» **Given request**
Answer with one number only: the number of lines that contain "Correnti".

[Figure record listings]
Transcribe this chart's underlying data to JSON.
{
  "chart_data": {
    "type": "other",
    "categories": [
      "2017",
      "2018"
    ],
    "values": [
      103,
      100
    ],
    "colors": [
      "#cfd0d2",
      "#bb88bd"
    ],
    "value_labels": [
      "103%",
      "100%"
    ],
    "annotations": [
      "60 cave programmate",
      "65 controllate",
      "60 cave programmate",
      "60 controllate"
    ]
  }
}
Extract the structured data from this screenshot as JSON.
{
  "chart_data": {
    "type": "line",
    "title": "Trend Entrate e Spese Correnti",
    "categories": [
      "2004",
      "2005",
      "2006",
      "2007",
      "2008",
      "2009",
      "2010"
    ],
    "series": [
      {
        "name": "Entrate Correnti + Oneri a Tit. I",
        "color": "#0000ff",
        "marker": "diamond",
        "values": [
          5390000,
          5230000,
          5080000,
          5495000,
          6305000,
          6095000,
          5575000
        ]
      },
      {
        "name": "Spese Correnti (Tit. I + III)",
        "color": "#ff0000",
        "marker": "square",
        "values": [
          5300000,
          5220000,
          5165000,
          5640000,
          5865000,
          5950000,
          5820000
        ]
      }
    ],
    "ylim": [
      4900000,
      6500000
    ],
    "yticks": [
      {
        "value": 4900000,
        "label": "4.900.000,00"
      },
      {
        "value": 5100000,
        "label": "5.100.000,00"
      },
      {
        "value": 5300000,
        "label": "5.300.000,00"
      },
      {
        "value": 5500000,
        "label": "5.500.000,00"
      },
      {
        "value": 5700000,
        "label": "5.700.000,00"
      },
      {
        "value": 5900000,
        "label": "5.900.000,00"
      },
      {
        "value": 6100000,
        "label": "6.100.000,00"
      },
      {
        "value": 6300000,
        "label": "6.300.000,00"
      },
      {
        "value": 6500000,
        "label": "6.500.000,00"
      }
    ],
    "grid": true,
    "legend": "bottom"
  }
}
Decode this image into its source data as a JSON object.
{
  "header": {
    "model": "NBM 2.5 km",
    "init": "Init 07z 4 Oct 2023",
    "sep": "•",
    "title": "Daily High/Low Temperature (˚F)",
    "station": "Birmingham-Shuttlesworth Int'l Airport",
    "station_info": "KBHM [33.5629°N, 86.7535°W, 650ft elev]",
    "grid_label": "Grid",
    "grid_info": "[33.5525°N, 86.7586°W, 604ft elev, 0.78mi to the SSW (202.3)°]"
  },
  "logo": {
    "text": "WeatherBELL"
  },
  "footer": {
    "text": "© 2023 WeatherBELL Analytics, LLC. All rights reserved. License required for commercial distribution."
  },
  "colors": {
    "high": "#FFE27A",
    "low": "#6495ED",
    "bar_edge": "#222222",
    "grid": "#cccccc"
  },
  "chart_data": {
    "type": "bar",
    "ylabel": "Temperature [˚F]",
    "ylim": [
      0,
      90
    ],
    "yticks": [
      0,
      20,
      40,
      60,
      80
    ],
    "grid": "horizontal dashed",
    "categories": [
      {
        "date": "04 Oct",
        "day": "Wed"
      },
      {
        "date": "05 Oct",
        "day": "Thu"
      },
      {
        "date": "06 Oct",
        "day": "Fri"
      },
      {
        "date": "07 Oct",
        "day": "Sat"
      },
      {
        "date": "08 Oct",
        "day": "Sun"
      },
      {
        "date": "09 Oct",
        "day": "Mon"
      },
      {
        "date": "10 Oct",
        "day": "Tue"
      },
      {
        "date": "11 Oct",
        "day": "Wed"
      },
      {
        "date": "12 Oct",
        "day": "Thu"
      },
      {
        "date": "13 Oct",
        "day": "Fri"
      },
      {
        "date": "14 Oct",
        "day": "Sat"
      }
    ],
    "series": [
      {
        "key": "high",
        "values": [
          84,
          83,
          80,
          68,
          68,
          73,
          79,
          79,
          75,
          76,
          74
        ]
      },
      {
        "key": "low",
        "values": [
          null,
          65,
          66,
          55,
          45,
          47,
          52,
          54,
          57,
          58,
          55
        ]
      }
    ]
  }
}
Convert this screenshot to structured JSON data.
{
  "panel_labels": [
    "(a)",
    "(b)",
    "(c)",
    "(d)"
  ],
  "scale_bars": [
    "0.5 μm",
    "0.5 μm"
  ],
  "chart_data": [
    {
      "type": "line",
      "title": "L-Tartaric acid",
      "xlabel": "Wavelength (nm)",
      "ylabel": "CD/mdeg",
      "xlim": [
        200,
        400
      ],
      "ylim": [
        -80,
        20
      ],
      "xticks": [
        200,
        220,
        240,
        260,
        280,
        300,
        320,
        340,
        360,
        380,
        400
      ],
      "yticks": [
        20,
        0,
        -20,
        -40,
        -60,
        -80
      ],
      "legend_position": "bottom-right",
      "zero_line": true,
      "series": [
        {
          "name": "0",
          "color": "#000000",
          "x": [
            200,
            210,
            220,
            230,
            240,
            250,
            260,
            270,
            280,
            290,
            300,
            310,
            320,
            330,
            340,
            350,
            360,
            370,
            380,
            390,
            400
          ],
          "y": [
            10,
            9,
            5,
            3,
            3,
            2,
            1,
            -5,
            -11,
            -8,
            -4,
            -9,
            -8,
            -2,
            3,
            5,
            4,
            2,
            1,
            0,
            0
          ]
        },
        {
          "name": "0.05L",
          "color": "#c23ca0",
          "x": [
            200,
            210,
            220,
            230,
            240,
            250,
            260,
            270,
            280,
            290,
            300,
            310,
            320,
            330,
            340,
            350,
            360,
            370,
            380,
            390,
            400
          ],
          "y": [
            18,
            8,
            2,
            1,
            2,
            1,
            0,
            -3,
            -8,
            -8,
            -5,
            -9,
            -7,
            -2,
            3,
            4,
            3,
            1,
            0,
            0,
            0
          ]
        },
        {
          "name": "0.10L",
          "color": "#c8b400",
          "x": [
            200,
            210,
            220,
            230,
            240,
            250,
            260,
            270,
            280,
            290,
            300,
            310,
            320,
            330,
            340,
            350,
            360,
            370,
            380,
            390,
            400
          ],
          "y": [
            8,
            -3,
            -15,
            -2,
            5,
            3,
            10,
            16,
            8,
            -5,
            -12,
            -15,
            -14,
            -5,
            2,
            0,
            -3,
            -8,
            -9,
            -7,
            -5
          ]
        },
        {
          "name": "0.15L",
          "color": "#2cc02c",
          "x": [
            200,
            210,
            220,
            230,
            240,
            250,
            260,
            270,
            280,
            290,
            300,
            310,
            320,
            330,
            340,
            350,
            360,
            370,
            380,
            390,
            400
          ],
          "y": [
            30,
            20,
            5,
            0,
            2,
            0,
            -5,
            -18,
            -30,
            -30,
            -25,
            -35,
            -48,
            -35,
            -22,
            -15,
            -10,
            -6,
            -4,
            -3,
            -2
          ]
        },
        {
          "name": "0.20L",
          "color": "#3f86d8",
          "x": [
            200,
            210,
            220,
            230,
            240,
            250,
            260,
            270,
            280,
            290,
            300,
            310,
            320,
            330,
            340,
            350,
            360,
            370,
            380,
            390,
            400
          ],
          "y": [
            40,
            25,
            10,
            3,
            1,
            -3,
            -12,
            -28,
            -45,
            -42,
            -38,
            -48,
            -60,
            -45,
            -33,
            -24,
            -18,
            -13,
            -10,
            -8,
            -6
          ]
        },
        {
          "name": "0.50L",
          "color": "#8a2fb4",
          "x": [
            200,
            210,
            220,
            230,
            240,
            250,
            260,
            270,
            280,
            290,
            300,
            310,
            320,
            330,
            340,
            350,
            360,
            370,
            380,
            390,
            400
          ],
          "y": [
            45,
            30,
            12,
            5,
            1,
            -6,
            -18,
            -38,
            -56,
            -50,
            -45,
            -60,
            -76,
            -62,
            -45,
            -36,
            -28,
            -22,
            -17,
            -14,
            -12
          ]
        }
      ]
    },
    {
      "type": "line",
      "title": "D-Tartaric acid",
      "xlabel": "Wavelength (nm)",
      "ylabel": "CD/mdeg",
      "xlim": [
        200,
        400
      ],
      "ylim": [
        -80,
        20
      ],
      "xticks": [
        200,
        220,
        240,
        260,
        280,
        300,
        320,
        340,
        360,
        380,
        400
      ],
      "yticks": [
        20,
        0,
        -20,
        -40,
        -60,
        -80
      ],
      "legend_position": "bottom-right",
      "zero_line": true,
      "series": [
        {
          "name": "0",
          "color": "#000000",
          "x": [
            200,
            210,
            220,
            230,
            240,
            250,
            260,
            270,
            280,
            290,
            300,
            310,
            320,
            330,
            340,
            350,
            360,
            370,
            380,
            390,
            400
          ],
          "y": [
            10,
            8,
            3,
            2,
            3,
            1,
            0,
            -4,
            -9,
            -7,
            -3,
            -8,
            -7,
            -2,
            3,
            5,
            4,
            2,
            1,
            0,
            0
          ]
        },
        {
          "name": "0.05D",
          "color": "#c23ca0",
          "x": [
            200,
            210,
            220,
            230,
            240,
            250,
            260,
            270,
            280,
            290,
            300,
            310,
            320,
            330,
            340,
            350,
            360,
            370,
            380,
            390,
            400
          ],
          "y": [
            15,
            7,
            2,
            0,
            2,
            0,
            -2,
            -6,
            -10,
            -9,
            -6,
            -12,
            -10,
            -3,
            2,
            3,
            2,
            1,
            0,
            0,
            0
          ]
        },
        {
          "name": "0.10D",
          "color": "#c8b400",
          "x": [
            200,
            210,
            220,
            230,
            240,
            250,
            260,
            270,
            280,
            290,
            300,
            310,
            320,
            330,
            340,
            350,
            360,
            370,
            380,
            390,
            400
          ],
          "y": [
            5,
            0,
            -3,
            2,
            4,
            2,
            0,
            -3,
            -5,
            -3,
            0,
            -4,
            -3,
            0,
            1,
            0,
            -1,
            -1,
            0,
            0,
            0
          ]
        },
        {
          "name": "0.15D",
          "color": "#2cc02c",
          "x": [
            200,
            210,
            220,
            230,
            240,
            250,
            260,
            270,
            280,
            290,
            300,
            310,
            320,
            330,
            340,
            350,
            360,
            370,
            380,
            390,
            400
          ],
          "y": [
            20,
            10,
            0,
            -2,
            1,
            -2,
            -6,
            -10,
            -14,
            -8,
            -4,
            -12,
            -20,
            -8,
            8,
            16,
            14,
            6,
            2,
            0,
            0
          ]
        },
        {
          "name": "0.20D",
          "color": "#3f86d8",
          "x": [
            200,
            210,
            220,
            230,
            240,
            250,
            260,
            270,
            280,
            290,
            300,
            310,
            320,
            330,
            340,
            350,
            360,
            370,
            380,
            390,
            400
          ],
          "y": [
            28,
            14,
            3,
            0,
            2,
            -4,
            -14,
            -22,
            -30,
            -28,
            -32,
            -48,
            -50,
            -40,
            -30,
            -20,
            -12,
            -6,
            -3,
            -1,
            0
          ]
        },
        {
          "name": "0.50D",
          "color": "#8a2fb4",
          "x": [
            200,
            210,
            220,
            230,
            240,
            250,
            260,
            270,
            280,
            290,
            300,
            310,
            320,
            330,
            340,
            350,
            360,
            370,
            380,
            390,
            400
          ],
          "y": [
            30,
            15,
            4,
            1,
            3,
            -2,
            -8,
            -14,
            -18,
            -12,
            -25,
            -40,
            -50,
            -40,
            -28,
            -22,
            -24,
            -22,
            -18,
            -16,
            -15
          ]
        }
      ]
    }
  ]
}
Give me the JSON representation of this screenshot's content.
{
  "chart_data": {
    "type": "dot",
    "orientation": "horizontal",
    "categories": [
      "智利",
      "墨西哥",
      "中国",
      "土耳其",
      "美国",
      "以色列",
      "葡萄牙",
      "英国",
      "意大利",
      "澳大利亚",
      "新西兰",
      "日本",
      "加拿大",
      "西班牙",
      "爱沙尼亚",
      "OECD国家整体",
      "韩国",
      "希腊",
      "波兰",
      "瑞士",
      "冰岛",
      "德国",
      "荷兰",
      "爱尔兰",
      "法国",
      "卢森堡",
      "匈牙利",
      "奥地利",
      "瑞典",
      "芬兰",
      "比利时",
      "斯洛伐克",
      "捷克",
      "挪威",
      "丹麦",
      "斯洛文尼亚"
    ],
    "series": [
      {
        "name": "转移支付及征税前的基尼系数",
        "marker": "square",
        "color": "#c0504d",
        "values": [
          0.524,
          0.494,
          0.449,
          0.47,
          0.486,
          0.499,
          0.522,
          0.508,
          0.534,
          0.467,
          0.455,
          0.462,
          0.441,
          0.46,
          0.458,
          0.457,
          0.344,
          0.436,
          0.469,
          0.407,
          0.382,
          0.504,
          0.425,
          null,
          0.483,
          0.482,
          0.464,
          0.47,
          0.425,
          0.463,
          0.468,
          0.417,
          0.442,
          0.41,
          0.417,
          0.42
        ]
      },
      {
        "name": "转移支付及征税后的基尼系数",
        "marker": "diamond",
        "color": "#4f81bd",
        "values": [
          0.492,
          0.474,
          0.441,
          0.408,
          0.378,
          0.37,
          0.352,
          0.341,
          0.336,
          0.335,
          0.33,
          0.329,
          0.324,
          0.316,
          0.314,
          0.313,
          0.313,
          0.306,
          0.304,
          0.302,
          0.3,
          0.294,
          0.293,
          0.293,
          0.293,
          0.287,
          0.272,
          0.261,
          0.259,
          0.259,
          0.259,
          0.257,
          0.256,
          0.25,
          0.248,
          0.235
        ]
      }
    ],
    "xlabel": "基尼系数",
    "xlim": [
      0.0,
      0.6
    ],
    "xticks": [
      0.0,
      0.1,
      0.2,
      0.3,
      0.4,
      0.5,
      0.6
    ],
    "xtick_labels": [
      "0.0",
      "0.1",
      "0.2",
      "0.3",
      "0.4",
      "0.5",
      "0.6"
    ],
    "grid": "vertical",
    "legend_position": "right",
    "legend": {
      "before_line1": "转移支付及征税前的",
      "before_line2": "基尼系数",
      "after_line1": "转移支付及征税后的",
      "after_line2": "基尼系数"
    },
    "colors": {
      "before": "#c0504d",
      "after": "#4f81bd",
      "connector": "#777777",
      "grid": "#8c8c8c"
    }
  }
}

» **Output of the exercise**
3